## begin Data lines

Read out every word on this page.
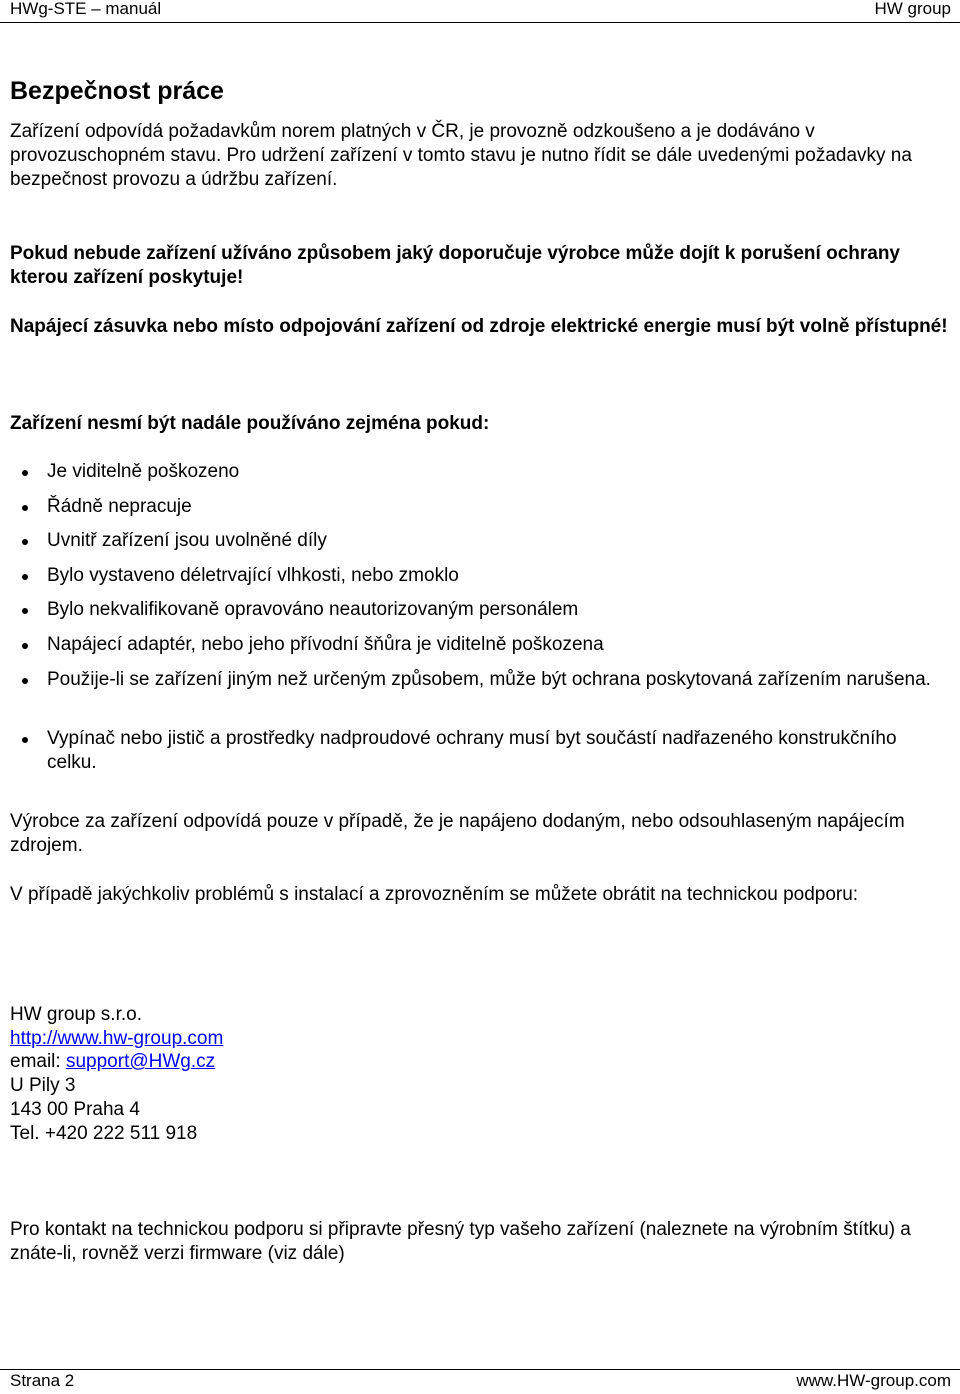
HWg-STE – manuál	HW group
Bezpečnost práce

Zařízení odpovídá požadavkům norem platných v ČR, je provozně odzkoušeno a je dodáváno v provozuschopném stavu. Pro udržení zařízení v tomto stavu je nutno řídit se dále uvedenými požadavky na bezpečnost provozu a údržbu zařízení.

Pokud nebude zařízení užíváno způsobem jaký doporučuje výrobce může dojít k porušení ochrany kterou zařízení poskytuje!

Napájecí zásuvka nebo místo odpojování zařízení od zdroje elektrické energie musí být volně přístupné!

Zařízení nesmí být nadále používáno zejména pokud:

Je viditelně poškozeno
Řádně nepracuje
Uvnitř zařízení jsou uvolněné díly
Bylo vystaveno déletrvající vlhkosti, nebo zmoklo
Bylo nekvalifikovaně opravováno neautorizovaným personálem
Napájecí adaptér, nebo jeho přívodní šňůra je viditelně poškozena
Použije-li se zařízení jiným než určeným způsobem, může být ochrana poskytovaná zařízením narušena.
Vypínač nebo jistič a prostředky nadproudové ochrany musí byt součástí nadřazeného konstrukčního celku.

Výrobce za zařízení odpovídá pouze v případě, že je napájeno dodaným, nebo odsouhlaseným napájecím zdrojem.

V případě jakýchkoliv problémů s instalací a zprovozněním se můžete obrátit na technickou podporu:

HW group s.r.o.
http://www.hw-group.com
email: support@HWg.cz
U Pily 3
143 00 Praha 4
Tel. +420 222 511 918

Pro kontakt na technickou podporu si připravte přesný typ vašeho zařízení (naleznete na výrobním štítku) a znáte-li, rovněž verzi firmware (viz dále)

Strana 2	www.HW-group.com
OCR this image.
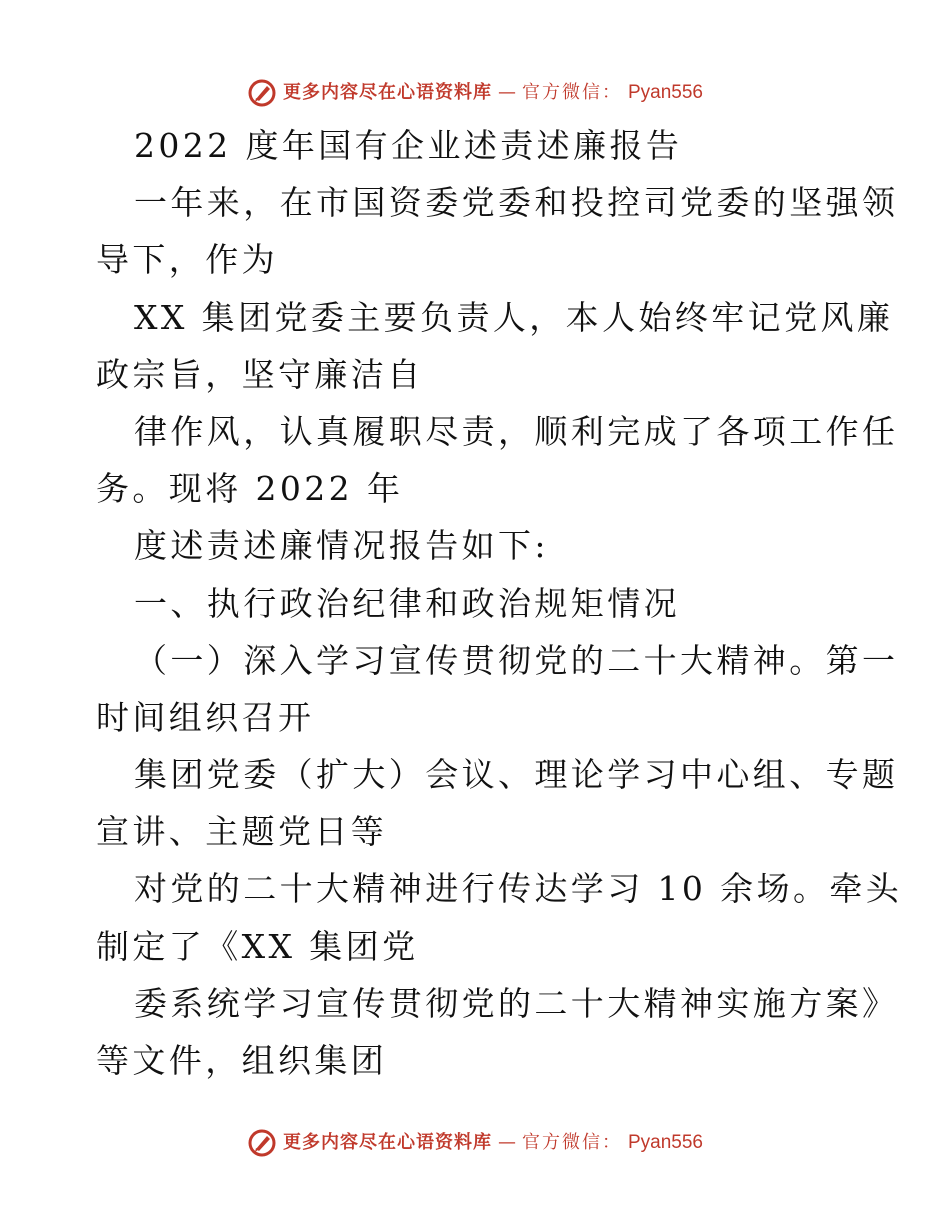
更多内容尽在心语资料库 — 官方微信： Pyan556
2022 度年国有企业述责述廉报告
一年来，在市国资委党委和投控司党委的坚强领
导下，作为
XX 集团党委主要负责人，本人始终牢记党风廉
政宗旨，坚守廉洁自
律作风，认真履职尽责，顺利完成了各项工作任
务。现将 2022 年
度述责述廉情况报告如下:
一、执行政治纪律和政治规矩情况
（一）深入学习宣传贯彻党的二十大精神。第一
时间组织召开
集团党委（扩大）会议、理论学习中心组、专题
宣讲、主题党日等
对党的二十大精神进行传达学习 10 余场。牵头
制定了《XX 集团党
委系统学习宣传贯彻党的二十大精神实施方案》
等文件，组织集团
更多内容尽在心语资料库 — 官方微信： Pyan556
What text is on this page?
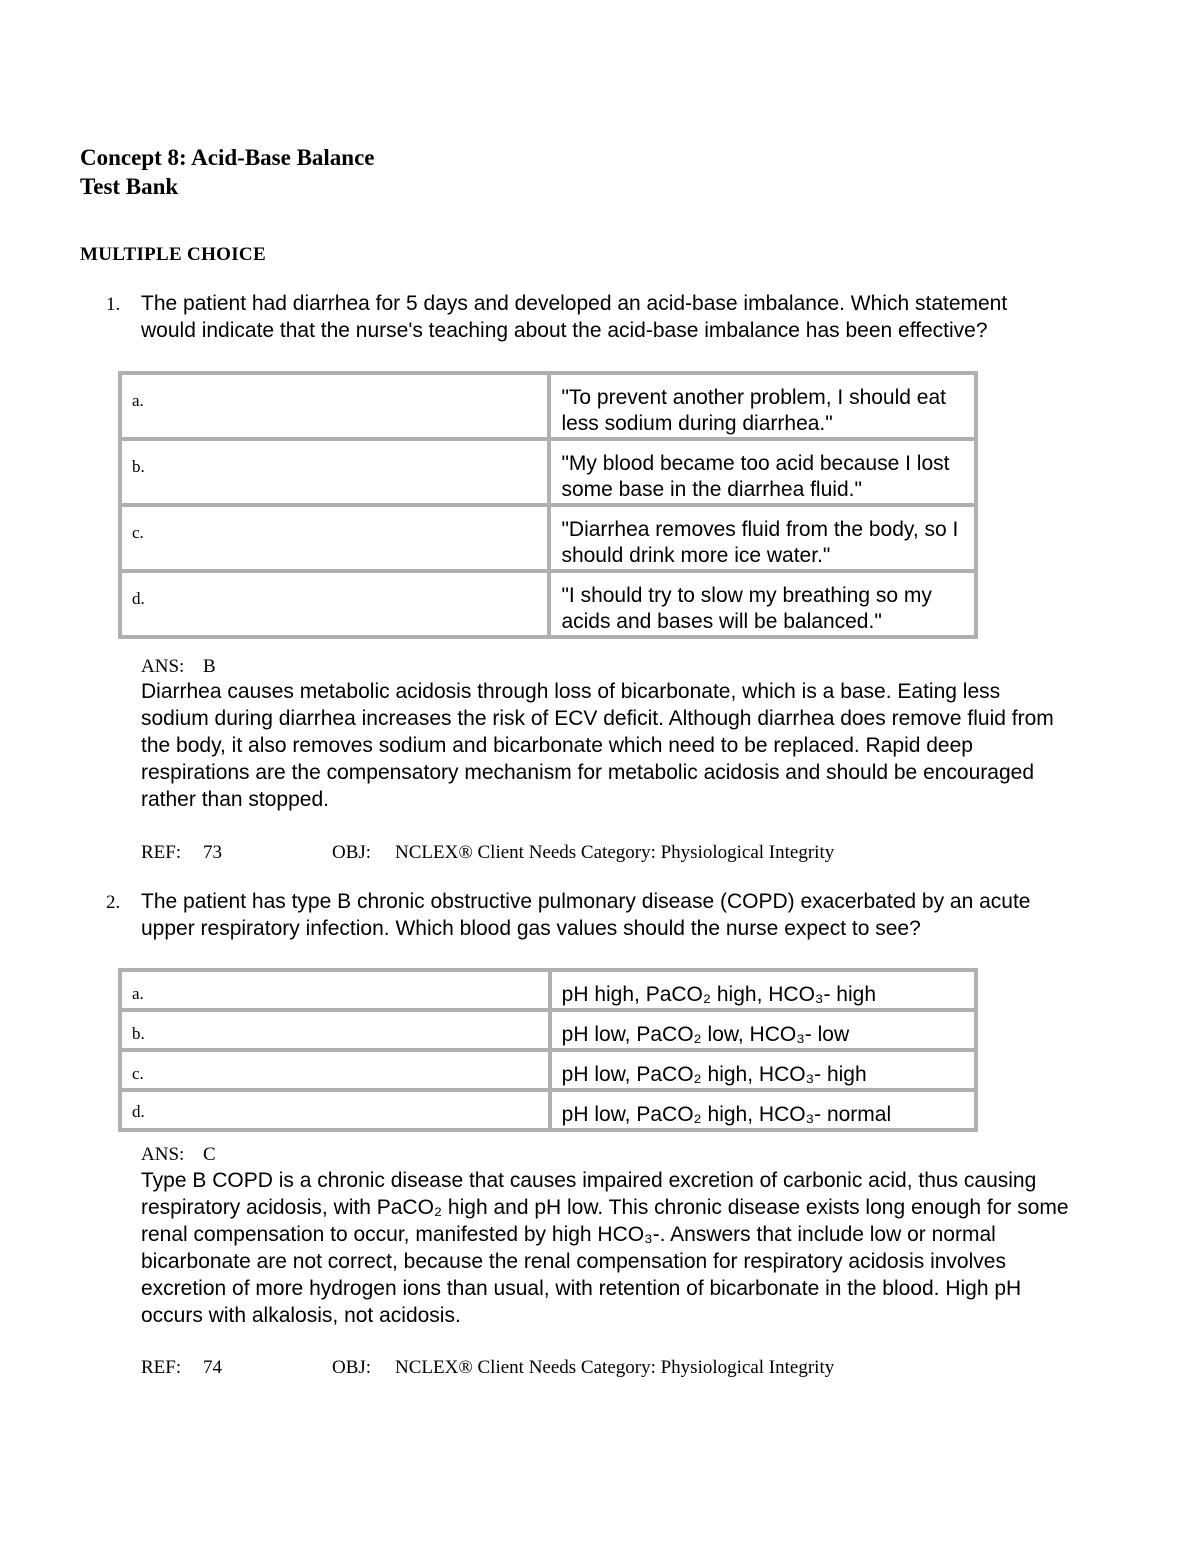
Concept 8: Acid-Base Balance
Test Bank
MULTIPLE CHOICE
1. The patient had diarrhea for 5 days and developed an acid-base imbalance. Which statement would indicate that the nurse's teaching about the acid-base imbalance has been effective?
a.	"To prevent another problem, I should eat less sodium during diarrhea."
b.	"My blood became too acid because I lost some base in the diarrhea fluid."
c.	"Diarrhea removes fluid from the body, so I should drink more ice water."
d.	"I should try to slow my breathing so my acids and bases will be balanced."
ANS: B
Diarrhea causes metabolic acidosis through loss of bicarbonate, which is a base. Eating less sodium during diarrhea increases the risk of ECV deficit. Although diarrhea does remove fluid from the body, it also removes sodium and bicarbonate which need to be replaced. Rapid deep respirations are the compensatory mechanism for metabolic acidosis and should be encouraged rather than stopped.
REF: 73	OBJ: NCLEX® Client Needs Category: Physiological Integrity
2. The patient has type B chronic obstructive pulmonary disease (COPD) exacerbated by an acute upper respiratory infection. Which blood gas values should the nurse expect to see?
a.	pH high, PaCO₂ high, HCO₃- high
b.	pH low, PaCO₂ low, HCO₃- low
c.	pH low, PaCO₂ high, HCO₃- high
d.	pH low, PaCO₂ high, HCO₃- normal
ANS: C
Type B COPD is a chronic disease that causes impaired excretion of carbonic acid, thus causing respiratory acidosis, with PaCO₂ high and pH low. This chronic disease exists long enough for some renal compensation to occur, manifested by high HCO₃-. Answers that include low or normal bicarbonate are not correct, because the renal compensation for respiratory acidosis involves excretion of more hydrogen ions than usual, with retention of bicarbonate in the blood. High pH occurs with alkalosis, not acidosis.
REF: 74	OBJ: NCLEX® Client Needs Category: Physiological Integrity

## end Data lines

__Task objective__:
Give the number of lines in the listing above that hold the string "respiratory", with nothing else.

__Worked solution__:
2